» **Supplied material**:
################
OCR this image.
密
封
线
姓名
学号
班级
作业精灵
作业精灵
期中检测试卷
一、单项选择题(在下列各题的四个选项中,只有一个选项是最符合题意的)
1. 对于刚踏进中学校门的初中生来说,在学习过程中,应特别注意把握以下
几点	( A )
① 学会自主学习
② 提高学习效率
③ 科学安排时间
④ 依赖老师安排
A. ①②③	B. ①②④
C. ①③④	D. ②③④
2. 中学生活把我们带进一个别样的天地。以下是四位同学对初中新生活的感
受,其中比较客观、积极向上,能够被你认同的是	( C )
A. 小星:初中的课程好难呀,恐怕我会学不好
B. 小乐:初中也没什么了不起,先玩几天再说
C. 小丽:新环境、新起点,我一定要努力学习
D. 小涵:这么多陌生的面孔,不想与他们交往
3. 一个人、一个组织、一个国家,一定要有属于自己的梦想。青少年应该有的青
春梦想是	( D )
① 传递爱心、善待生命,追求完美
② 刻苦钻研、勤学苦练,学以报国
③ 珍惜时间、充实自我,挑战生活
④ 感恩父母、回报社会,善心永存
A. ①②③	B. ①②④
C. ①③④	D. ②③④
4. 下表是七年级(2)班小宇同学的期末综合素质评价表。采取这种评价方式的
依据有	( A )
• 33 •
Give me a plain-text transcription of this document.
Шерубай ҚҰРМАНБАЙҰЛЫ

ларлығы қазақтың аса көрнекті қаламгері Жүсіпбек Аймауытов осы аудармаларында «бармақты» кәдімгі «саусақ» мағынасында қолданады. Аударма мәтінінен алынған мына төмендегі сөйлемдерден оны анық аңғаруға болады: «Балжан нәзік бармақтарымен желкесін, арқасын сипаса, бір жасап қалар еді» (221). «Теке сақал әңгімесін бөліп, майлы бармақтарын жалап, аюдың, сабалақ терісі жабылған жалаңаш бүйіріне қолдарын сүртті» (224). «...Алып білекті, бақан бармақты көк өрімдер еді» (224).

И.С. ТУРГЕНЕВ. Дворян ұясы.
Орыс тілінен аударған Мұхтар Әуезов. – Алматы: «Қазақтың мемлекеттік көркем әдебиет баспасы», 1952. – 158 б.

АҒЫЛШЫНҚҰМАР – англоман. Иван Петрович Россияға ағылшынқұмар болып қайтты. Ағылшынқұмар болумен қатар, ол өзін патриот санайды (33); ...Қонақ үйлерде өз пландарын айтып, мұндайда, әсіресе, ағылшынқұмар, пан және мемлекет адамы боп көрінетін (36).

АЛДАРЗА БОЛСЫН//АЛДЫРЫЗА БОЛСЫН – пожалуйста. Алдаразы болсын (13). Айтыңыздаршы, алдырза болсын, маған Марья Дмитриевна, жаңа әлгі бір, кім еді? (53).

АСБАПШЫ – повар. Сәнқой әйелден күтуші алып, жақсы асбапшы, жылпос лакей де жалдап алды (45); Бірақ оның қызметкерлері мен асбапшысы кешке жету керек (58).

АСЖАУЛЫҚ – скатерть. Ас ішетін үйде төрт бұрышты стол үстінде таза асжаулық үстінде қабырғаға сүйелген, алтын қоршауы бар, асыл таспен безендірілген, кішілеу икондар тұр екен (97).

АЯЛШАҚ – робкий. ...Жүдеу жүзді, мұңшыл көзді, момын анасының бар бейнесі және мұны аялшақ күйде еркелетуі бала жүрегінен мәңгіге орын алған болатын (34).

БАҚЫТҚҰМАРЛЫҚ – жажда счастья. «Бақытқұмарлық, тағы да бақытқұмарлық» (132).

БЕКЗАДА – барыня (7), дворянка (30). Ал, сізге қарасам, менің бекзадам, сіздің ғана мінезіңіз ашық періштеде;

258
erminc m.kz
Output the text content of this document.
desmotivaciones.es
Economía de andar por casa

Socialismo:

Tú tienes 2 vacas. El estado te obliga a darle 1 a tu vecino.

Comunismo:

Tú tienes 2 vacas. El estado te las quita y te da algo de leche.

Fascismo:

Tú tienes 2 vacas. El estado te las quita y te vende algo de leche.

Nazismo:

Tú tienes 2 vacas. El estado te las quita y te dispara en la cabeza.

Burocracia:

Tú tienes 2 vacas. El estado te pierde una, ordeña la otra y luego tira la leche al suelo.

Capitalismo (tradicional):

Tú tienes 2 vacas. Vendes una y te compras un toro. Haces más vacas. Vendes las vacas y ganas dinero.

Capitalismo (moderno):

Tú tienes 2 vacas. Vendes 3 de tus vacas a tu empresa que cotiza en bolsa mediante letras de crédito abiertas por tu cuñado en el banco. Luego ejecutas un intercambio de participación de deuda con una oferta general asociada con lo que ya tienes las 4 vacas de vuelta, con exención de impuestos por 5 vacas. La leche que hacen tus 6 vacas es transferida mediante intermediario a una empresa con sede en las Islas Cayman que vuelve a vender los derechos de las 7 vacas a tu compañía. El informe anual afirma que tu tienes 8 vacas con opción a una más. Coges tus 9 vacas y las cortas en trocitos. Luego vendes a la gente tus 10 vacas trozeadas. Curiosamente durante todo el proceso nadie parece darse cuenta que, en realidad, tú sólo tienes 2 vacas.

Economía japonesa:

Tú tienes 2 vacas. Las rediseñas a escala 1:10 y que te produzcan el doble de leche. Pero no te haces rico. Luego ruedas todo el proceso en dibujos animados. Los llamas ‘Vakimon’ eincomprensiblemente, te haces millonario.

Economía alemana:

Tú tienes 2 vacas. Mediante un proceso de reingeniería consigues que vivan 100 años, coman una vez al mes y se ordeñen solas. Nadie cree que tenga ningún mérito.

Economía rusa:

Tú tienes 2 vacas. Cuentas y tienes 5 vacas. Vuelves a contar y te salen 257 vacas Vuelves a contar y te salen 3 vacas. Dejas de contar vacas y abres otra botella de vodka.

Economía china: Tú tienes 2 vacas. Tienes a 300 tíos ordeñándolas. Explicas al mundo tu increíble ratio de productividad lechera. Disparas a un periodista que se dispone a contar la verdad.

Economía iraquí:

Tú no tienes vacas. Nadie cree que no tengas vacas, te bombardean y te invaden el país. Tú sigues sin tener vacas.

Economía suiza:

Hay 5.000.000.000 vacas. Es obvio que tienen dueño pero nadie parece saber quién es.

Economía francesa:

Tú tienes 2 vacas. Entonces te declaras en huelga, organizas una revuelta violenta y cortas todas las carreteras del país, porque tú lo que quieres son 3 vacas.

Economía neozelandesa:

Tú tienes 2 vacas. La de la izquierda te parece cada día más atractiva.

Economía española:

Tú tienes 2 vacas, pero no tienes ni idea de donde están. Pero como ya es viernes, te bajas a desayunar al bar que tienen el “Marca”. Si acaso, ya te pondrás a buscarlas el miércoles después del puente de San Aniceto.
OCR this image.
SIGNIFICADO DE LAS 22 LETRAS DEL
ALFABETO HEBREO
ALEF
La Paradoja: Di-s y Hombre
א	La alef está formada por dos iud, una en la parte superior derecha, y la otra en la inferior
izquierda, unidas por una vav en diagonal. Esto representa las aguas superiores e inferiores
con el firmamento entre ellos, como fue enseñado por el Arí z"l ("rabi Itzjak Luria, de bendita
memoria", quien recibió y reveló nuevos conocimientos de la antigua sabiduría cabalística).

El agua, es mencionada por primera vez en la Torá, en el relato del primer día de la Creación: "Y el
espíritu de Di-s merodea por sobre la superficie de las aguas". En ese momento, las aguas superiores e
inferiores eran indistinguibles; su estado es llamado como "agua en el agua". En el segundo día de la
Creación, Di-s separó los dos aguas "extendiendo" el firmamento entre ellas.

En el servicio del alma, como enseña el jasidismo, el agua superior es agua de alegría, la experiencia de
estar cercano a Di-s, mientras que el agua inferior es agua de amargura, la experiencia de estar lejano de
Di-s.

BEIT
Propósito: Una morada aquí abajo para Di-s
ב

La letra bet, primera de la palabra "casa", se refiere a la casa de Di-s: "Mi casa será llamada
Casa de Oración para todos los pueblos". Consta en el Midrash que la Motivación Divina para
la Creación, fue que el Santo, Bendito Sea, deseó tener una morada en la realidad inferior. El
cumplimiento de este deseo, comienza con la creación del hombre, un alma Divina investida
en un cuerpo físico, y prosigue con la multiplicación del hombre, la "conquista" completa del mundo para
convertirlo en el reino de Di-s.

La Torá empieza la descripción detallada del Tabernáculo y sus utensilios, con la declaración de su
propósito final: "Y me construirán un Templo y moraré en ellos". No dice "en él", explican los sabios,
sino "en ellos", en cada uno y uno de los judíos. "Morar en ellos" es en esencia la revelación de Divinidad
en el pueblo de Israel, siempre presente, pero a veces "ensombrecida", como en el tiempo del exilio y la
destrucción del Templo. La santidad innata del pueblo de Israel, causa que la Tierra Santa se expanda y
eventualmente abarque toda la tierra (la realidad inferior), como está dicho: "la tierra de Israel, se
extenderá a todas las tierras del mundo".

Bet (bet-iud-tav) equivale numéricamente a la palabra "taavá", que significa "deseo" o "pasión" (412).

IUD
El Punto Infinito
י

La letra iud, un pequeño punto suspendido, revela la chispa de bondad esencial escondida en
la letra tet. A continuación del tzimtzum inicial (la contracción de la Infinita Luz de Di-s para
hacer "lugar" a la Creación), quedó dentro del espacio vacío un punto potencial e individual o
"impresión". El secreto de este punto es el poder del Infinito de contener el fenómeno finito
################
» **Given problem**:
Report only how many lines of the listing hold the word "ellos".

» **Finished exercise**:
3